• Your goal: Here are some records. Copy each one exactly.

• Records supplied:
----------
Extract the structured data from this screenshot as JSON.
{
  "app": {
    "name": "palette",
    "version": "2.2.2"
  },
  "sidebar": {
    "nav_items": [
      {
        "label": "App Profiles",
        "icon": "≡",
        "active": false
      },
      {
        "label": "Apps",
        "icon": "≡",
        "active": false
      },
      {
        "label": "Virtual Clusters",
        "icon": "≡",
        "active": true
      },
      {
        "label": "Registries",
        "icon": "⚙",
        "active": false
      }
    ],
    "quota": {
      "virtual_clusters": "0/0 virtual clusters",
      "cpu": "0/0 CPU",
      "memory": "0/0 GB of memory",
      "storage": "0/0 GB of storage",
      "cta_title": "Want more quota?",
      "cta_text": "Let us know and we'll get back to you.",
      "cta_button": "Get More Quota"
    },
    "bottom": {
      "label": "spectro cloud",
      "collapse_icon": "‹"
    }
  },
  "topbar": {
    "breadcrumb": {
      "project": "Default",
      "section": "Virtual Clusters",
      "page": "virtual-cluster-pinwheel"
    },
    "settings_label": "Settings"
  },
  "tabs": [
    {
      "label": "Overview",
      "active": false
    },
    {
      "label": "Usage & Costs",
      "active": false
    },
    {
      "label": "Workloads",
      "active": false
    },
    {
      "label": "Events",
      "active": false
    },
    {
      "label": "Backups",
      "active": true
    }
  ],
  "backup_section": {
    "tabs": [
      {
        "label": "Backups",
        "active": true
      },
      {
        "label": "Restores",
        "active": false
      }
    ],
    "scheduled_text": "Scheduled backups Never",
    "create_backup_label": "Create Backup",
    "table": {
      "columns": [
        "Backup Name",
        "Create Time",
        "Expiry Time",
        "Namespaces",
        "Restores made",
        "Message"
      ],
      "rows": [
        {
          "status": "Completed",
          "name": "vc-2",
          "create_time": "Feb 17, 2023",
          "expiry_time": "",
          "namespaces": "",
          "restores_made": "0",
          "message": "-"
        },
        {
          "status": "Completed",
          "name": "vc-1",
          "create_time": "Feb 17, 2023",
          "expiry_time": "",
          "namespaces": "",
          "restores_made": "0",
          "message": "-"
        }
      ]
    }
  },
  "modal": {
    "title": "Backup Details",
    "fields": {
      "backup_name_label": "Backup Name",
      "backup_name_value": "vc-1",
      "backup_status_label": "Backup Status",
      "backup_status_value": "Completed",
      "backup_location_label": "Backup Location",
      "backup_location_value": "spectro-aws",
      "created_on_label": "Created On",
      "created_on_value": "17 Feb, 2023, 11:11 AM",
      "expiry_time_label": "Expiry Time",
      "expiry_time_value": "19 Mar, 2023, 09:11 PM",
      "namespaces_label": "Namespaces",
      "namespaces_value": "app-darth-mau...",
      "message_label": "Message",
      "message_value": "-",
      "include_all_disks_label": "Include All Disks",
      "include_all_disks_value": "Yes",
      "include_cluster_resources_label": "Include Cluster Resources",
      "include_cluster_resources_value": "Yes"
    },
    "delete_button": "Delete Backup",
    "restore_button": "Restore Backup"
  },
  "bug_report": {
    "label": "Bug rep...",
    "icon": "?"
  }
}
----------
• Exercise response:
Extract the structured data from this screenshot as JSON.
{
  "app": {
    "name": "palette",
    "version": "2.2.2"
  },
  "sidebar": {
    "nav_items": [
      {
        "label": "App Profiles",
        "icon": "≡",
        "active": false
      },
      {
        "label": "Apps",
        "icon": "≡",
        "active": false
      },
      {
        "label": "Virtual Clusters",
        "icon": "≡",
        "active": true
      },
      {
        "label": "Registries",
        "icon": "⚙",
        "active": false
      }
    ],
    "quota": {
      "virtual_clusters": "0/0 virtual clusters",
      "cpu": "0/0 CPU",
      "memory": "0/0 GB of memory",
      "storage": "0/0 GB of storage",
      "cta_title": "Want more quota?",
      "cta_text": "Let us know and we'll get back to you.",
      "cta_button": "Get More Quota"
    },
    "bottom": {
      "label": "spectro cloud",
      "collapse_icon": "‹"
    }
  },
  "topbar": {
    "breadcrumb": {
      "project": "Default",
      "section": "Virtual Clusters",
      "page": "virtual-cluster-pinwheel"
    },
    "settings_label": "Settings"
  },
  "tabs": [
    {
      "label": "Overview",
      "active": false
    },
    {
      "label": "Usage & Costs",
      "active": false
    },
    {
      "label": "Workloads",
      "active": false
    },
    {
      "label": "Events",
      "active": false
    },
    {
      "label": "Backups",
      "active": true
    }
  ],
  "backup_section": {
    "tabs": [
      {
        "label": "Backups",
        "active": true
      },
      {
        "label": "Restores",
        "active": false
      }
    ],
    "scheduled_text": "Scheduled backups Never",
    "create_backup_label": "Create Backup",
    "table": {
      "columns": [
        "Backup Name",
        "Create Time",
        "Expiry Time",
        "Namespaces",
        "Restores made",
        "Message"
      ],
      "rows": [
        {
          "status": "Completed",
          "name": "vc-2",
          "create_time": "Feb 17, 2023",
          "expiry_time": "",
          "namespaces": "",
          "restores_made": "0",
          "message": "-"
        },
        {
          "status": "Completed",
          "name": "vc-1",
          "create_time": "Feb 17, 2023",
          "expiry_time": "",
          "namespaces": "",
          "restores_made": "0",
          "message": "-"
        }
      ]
    }
  },
  "modal": {
    "title": "Backup Details",
    "fields": {
      "backup_name_label": "Backup Name",
      "backup_name_value": "vc-1",
      "backup_status_label": "Backup Status",
      "backup_status_value": "Completed",
      "backup_location_label": "Backup Location",
      "backup_location_value": "spectro-aws",
      "created_on_label": "Created On",
      "created_on_value": "17 Feb, 2023, 11:11 AM",
      "expiry_time_label": "Expiry Time",
      "expiry_time_value": "19 Mar, 2023, 09:11 PM",
      "namespaces_label": "Namespaces",
      "namespaces_value": "app-darth-mau...",
      "message_label": "Message",
      "message_value": "-",
      "include_all_disks_label": "Include All Disks",
      "include_all_disks_value": "Yes",
      "include_cluster_resources_label": "Include Cluster Resources",
      "include_cluster_resources_value": "Yes"
    },
    "delete_button": "Delete Backup",
    "restore_button": "Restore Backup"
  },
  "bug_report": {
    "label": "Bug rep...",
    "icon": "?"
  }
}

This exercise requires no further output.